In a number of posts over several years, I have expressed skepticism that the new e-technologies of the last couple of decades have had the deep effects on social life that much of the media–and a few academics–assert. The best evidence is that: no, the internet and smart phones did not make people lonelier, did not impoverish human conversation, did not bring a new epoch of political revolution, etc. Despite the media trope that the global web has turned everything inside out, the human fundamentals remain pretty constant.
Yet, my rebuttal does not mean that the new e-communications technologies have had no consequences. They probably have made important differences (although the data are thin), differences similar to those generated by a “technology” that is several thousand years old: the city. Cities enable all sorts of people out in the “long tails” to aggregate into “critical masses,” fostering subcultures for nearly everything from esoteric music to terrorism.
Cities
Since ancient times, the physical concentration of people in cities fostered forms of social life distinct from those in the villages, where almost all humans lived until recent generations. (One can think of cities as new technological systems, since they developed as a result of many technical innovations in agriculture, transportation, building, weaponry, food storage, water management, and so on, not to mention social innovations in governance and administration.) Agglomeration enabled, for example, elaborated economic activities, divisions of labor, political structures, and cultural diversity. Importantly, the larger numbers enabled sets of people to reach the “critical masses” necessary to emerge and thrive as distinctive cultural groups–groups as varied as bohemian art circles, political revolutionaries, sophisticated criminal underworlds, minority ethnic, religious, and sexual communities, and occupational specialities (see here).

## Record set
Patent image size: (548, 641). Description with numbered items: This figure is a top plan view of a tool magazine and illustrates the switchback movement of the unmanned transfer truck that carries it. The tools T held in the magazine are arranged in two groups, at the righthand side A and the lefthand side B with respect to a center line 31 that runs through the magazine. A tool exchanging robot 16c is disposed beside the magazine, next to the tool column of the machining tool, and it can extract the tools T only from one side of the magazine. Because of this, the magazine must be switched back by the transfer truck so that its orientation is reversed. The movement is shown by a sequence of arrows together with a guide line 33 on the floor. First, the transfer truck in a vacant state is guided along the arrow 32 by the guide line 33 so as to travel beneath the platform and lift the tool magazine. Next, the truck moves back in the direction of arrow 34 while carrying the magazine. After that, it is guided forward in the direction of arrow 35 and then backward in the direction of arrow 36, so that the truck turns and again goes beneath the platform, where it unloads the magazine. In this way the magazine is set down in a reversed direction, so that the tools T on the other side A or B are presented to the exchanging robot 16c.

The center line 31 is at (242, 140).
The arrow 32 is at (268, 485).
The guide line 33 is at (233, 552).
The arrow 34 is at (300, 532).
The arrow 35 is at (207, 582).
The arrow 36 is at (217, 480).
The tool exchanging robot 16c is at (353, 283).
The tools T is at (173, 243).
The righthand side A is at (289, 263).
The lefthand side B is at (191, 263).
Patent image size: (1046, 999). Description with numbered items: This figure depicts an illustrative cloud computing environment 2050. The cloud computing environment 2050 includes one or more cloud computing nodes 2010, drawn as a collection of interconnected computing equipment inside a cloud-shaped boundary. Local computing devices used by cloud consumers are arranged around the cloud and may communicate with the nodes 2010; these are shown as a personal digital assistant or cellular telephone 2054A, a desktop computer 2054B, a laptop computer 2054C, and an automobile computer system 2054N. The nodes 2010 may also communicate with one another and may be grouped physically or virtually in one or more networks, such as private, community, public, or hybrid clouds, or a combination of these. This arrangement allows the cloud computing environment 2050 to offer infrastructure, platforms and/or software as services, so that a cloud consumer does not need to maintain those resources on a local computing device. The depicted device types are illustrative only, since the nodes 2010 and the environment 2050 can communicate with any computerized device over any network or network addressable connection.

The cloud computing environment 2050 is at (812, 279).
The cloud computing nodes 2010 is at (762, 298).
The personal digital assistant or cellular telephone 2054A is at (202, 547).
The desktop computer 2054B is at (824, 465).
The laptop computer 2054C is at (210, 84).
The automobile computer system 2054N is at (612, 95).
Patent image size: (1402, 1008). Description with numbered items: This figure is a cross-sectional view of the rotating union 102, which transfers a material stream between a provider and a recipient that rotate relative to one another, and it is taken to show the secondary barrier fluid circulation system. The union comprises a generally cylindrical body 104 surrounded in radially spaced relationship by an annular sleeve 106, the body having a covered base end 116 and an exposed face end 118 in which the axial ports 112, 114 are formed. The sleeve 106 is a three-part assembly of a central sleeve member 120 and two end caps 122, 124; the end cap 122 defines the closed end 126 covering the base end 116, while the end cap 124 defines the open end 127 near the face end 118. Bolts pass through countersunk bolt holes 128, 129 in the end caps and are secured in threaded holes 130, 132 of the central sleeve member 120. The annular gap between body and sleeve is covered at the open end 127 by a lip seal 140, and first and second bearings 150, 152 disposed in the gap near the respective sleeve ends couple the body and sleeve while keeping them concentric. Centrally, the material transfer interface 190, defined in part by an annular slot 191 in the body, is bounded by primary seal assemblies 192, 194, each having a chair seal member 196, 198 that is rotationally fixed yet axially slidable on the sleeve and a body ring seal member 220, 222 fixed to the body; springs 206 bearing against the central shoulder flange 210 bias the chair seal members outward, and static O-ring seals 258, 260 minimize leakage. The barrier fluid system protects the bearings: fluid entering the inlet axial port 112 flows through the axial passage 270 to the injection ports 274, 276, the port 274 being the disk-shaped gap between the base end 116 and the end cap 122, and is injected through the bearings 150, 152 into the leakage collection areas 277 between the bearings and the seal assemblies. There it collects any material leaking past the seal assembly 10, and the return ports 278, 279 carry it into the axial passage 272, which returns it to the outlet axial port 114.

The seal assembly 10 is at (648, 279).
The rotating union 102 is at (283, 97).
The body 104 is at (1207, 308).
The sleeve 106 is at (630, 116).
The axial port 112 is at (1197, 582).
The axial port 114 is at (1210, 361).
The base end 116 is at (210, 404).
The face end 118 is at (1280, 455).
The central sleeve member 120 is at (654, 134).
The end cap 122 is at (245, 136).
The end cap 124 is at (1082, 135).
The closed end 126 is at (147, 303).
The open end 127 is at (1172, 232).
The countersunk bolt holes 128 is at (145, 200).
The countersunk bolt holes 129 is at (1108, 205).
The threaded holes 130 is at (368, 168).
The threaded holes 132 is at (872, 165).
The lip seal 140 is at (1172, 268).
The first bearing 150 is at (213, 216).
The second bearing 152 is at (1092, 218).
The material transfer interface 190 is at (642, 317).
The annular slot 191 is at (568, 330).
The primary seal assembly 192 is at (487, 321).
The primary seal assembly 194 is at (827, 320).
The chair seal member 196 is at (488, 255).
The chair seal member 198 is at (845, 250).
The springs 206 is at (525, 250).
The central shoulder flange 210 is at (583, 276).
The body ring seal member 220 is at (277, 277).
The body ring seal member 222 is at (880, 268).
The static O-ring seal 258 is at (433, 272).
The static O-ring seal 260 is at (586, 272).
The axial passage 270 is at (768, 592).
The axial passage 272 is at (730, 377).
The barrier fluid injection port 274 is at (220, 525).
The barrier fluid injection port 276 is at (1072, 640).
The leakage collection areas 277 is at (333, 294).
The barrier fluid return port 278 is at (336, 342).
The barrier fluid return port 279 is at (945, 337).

## Things to do
1. Render this sentence from the passage on technology and cities into Spanish: "Despite the media trope that the global web has turned everything inside out, the human fundamentals remain pretty constant."
2. Carry the passage on technology and cities on from its last sentence.
The records play no part in this work.

## Answers to this exercise
1. A pesar del tópico mediático de que la red global lo ha puesto todo patas arriba, los fundamentos humanos se mantienen bastante constantes.

2.
Cities generate subcultures because they bring together and enable coordination among large numbers of people with a common interest, whether it be bartering rare gems or collecting bottle caps, who would not, were they dispersed across the land, be able to do so. The internet does some of the same.
Long Tails
The term “long tail” is identified with business writer Chris Anderson who argued that the online marketplace allows companies to make great profit selling unpopular items to select customers (see figure below).

(source)
To take a common illustration, a typical bricks-and-mortar music store can only stock a small number of recordings, popular music appealing to many customers–rather than use its space for niche items out in the long tail that only a rare customer might want. It will carry Adele rather than, say, Mongolian throat singing or a Uruguayan garage band. (Some big-city stores can sell off-beat music because of their large number of local customers, but only to a degree.) An online store, on the other hand, can not only stock pretty much everything in a super warehouse, more importantly, it can aggregate customers from across the globe. A product that appeals to only one in ten million people can be sold to hundreds of customers across the globe. The internet brings together a critical mass for that product.[1]
So with the logic of cultural activities more generally. On the plus side, people with extremely rare diseases find information and moral support online because the net concentrates them virtually. Similarly, isolated, ostracized gay teens are able to find comfort online with others like themselves. On the minus side, a tiny number of men (they are almost all men) find the online information and support that enables them to act out their violent fantasies in “lone wolf” or “lone wolfpack” terrorist acts–right-wing, left-wing, and jihadist.[2] They are physically alone but in a virtual subculture because via the internet (see, e.g., here and here).
Thus, the new e-technologies have probably not altered human psychology nor personal bonds, but they probably have enabled more people–particularly atypical, unusual people in the “long tails”–to act together, just as cities have done for millennia. Ironically, these consequences are the opposite of the media tropes, not interpersonal alienation but impersonal combination.
— Notes —
[1] There seems to be some debate about whether the internet proportionally magnifies long-tail sales or, in contrast, sales of “hits” (as more people learn about the most popular products). The point here is that whether or not the niche or “long-tail” products become a higher proportion of sales, as long as they become absolutely more common, we see a “critical mass” effect. For a study of book sales, see here.
[2] Despite the current fear of jihadi attacks, in the U.S. such acts have been more often committed by right-wing actors, such as the Oklahoma City bombers and abortion-clinic attackers (see here).